Begin Extracted records

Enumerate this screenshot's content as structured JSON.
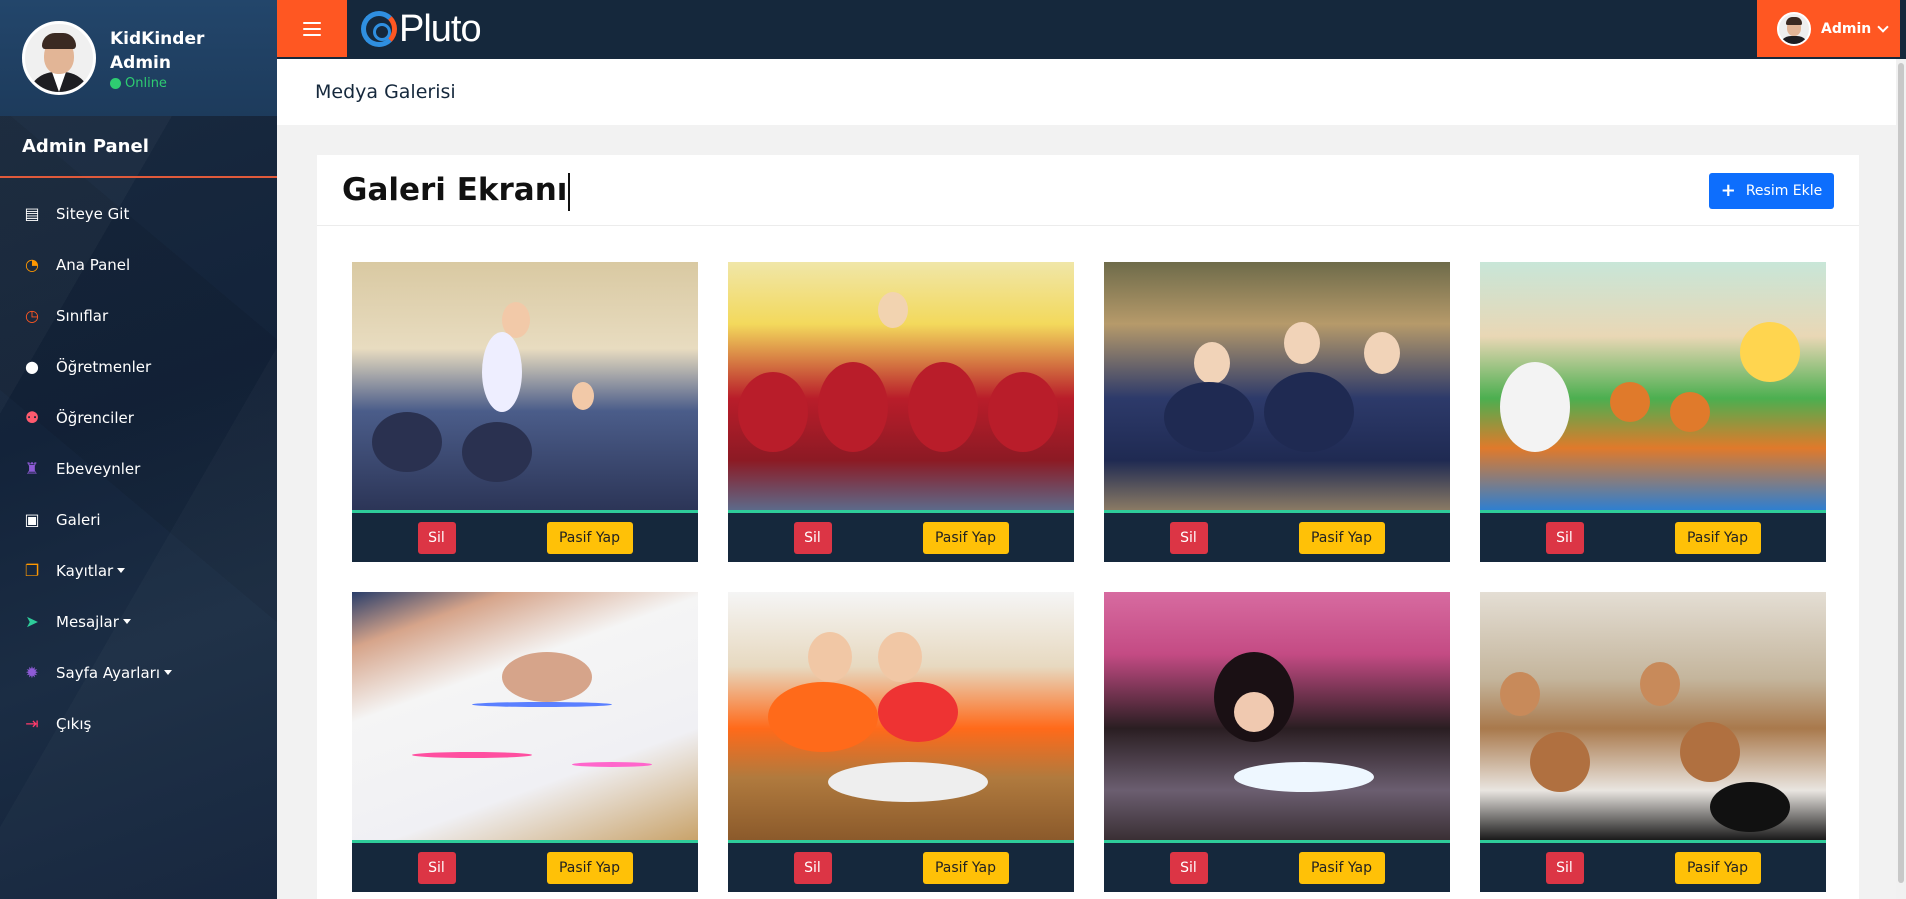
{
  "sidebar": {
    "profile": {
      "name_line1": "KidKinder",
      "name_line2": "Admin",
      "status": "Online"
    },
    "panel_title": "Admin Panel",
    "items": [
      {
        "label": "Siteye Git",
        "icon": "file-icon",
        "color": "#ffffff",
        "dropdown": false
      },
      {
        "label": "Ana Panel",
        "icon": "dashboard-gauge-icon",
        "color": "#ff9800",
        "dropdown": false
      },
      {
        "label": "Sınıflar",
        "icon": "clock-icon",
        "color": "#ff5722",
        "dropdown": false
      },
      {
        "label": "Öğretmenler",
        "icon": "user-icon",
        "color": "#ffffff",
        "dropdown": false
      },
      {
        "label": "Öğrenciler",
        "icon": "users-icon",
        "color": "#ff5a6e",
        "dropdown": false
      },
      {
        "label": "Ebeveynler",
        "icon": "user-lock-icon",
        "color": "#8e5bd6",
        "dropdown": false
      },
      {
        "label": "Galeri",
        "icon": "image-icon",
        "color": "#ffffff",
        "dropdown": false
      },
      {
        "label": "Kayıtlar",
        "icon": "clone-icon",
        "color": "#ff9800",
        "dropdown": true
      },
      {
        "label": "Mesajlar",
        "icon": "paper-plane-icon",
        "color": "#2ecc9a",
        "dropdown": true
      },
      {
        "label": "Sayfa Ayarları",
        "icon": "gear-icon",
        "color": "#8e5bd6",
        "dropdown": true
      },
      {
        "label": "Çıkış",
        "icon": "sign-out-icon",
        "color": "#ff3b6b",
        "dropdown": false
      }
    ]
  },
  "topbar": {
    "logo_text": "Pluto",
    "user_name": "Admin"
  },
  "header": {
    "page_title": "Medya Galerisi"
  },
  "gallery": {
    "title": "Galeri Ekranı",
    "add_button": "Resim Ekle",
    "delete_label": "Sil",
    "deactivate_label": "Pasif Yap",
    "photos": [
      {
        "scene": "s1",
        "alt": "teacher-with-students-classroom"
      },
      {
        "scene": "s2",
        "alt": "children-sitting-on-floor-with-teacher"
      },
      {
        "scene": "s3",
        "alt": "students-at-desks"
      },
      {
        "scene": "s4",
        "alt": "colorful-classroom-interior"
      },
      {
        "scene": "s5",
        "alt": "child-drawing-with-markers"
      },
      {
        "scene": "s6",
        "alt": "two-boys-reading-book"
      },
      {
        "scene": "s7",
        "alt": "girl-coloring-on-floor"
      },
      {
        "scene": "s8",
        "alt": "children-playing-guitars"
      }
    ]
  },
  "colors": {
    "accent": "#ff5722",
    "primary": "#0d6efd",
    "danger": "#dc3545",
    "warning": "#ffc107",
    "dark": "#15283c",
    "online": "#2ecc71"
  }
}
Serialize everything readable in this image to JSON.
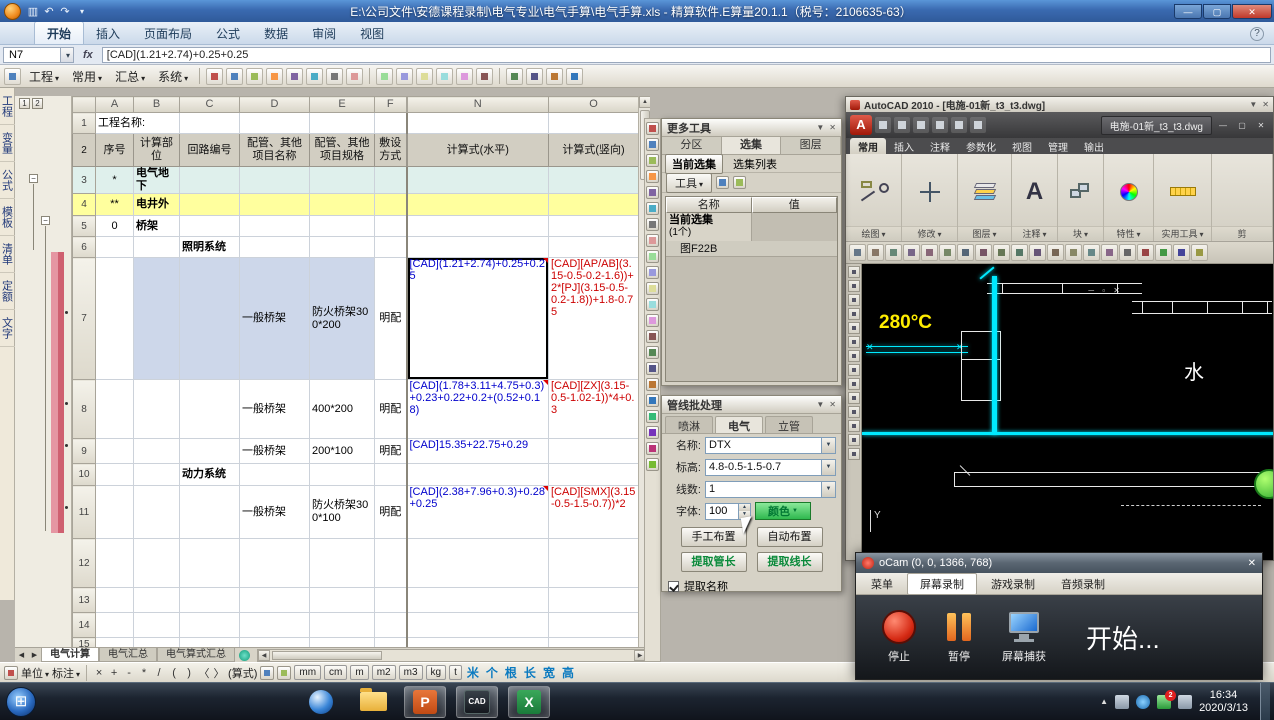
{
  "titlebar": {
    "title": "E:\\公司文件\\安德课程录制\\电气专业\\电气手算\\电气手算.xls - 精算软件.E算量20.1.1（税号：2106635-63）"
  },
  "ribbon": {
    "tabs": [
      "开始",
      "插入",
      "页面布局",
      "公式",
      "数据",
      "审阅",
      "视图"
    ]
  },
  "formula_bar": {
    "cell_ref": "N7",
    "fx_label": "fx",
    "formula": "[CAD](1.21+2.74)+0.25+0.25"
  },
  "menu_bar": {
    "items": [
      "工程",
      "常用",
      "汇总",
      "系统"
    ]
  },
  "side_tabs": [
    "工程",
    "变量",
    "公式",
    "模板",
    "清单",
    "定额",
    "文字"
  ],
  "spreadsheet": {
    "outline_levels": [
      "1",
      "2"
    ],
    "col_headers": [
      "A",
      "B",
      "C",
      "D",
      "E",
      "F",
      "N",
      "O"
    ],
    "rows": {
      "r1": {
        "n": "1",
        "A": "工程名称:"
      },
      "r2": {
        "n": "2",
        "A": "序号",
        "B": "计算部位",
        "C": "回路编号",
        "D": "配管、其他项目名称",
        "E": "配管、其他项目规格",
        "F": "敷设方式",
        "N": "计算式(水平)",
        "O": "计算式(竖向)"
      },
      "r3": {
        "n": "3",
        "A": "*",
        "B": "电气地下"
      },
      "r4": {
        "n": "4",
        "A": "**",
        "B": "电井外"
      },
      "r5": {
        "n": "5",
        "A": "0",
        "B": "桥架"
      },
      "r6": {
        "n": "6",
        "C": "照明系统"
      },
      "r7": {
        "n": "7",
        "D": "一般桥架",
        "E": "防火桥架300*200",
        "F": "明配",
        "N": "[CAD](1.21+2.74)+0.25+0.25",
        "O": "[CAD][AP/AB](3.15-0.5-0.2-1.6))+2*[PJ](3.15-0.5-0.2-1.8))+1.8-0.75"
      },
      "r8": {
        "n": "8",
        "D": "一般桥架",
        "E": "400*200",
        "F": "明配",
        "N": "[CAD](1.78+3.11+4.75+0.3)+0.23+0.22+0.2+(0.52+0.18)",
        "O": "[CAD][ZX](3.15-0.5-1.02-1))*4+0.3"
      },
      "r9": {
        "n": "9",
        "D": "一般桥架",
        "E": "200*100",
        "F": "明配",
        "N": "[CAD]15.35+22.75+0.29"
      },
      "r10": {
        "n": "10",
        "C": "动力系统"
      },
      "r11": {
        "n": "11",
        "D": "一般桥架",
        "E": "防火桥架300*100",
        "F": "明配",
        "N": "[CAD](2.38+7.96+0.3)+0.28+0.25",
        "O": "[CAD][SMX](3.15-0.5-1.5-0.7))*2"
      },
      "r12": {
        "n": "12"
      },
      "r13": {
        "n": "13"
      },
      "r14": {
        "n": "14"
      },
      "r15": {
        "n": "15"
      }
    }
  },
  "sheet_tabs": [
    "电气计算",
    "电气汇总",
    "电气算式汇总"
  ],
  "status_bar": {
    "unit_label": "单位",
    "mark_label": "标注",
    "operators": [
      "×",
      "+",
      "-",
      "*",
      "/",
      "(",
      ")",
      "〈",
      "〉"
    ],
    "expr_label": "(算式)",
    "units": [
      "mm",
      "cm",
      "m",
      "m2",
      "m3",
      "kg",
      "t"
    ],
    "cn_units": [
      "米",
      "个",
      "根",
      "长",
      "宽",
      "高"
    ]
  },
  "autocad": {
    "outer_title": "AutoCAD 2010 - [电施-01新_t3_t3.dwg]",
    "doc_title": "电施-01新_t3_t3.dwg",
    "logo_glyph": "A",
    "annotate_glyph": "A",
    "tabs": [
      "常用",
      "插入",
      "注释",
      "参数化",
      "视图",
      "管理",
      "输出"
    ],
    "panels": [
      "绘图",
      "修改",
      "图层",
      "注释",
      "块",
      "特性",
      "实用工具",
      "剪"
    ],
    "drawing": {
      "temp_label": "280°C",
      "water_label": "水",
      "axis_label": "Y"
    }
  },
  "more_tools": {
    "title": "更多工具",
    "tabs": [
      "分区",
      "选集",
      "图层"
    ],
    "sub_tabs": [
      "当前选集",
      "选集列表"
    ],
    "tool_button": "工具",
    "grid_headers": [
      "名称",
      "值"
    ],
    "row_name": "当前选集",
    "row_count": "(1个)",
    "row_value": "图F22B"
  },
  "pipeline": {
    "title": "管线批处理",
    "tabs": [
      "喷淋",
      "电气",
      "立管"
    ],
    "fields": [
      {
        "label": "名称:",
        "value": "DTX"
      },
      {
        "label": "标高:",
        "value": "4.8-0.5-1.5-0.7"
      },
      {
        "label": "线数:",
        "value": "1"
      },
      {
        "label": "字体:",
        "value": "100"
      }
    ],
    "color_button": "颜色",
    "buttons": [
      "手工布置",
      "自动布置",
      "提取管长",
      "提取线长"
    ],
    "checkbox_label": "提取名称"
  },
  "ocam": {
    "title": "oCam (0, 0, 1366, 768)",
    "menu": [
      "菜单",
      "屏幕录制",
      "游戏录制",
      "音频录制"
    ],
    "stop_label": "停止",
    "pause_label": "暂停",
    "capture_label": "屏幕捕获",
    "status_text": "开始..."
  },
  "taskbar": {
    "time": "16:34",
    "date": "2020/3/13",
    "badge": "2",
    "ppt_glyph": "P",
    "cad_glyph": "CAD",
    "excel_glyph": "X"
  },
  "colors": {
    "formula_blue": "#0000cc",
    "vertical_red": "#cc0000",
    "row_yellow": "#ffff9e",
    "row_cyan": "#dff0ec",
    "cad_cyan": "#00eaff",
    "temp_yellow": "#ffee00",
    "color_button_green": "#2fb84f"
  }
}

End Extracted records
Begin Extracted records

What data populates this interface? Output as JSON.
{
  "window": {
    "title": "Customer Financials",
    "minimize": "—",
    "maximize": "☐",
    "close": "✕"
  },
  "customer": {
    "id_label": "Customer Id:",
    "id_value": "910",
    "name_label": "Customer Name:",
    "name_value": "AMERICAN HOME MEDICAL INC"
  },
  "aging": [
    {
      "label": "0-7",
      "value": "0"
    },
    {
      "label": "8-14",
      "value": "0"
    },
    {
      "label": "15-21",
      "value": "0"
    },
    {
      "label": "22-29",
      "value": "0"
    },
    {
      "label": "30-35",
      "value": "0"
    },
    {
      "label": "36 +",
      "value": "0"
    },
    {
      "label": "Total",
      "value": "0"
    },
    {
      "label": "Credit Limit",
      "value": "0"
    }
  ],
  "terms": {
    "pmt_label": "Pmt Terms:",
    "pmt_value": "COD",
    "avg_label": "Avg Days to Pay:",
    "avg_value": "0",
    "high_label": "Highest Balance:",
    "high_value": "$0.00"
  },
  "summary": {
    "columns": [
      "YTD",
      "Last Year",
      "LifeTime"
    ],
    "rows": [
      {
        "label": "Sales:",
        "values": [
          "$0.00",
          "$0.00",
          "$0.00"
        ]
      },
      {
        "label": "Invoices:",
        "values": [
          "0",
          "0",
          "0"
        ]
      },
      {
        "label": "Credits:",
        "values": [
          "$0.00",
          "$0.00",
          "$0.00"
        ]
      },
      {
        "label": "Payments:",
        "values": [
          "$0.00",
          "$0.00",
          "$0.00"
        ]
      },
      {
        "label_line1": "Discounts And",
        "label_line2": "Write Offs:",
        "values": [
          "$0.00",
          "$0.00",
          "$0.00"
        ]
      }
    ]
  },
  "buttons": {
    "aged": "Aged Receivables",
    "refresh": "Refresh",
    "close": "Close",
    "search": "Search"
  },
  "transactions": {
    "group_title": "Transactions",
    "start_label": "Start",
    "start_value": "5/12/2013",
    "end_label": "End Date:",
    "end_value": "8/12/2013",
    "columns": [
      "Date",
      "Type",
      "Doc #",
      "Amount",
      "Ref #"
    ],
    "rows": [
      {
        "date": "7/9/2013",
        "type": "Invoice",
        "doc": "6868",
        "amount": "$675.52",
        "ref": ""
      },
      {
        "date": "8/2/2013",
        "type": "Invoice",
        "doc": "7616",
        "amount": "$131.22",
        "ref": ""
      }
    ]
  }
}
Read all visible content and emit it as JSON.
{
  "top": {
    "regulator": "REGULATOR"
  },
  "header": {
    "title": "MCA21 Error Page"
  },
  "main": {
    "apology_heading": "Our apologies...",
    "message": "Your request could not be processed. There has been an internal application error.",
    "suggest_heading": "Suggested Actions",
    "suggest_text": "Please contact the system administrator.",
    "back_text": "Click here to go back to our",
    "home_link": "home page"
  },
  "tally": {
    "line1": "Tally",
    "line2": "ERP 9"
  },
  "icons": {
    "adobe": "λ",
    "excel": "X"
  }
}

End Extracted records
Begin Extracted records

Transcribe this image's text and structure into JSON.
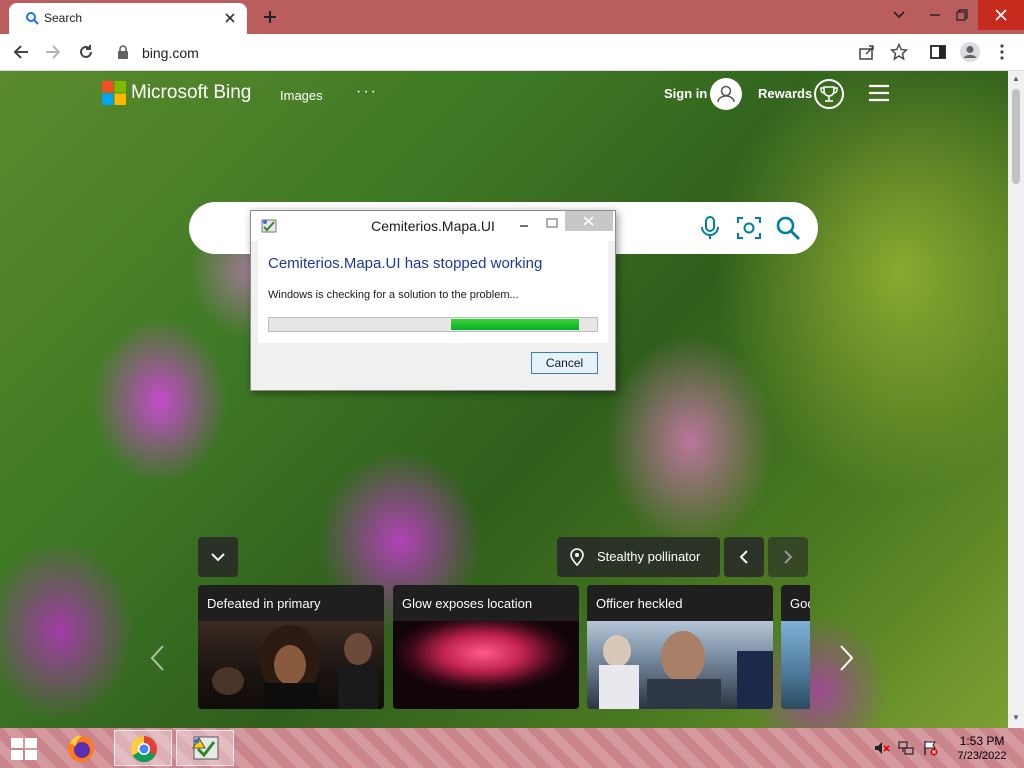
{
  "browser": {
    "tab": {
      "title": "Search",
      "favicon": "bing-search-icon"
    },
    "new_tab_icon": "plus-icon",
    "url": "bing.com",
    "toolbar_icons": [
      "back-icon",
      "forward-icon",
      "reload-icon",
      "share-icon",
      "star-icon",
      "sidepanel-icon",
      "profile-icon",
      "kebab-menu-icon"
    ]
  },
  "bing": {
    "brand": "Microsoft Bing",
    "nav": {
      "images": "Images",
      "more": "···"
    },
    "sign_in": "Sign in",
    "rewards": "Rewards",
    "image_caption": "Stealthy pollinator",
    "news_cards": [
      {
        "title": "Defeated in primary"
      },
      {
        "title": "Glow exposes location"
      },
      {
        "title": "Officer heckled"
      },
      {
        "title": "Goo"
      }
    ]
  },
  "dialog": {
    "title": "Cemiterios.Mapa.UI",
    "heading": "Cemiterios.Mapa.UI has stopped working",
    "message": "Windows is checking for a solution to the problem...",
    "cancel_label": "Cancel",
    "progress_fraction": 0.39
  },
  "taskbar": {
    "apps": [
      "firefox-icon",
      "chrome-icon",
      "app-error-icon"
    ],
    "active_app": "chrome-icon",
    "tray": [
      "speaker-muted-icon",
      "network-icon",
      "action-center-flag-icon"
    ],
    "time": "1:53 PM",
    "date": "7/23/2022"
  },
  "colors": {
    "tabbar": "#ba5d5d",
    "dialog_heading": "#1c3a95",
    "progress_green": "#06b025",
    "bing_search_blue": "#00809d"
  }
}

End Extracted records

What to do: Find and copy each line above that includes the string "classroom".

The solution:
        "alt": "teacher-with-students-classroom"
        "alt": "colorful-classroom-interior"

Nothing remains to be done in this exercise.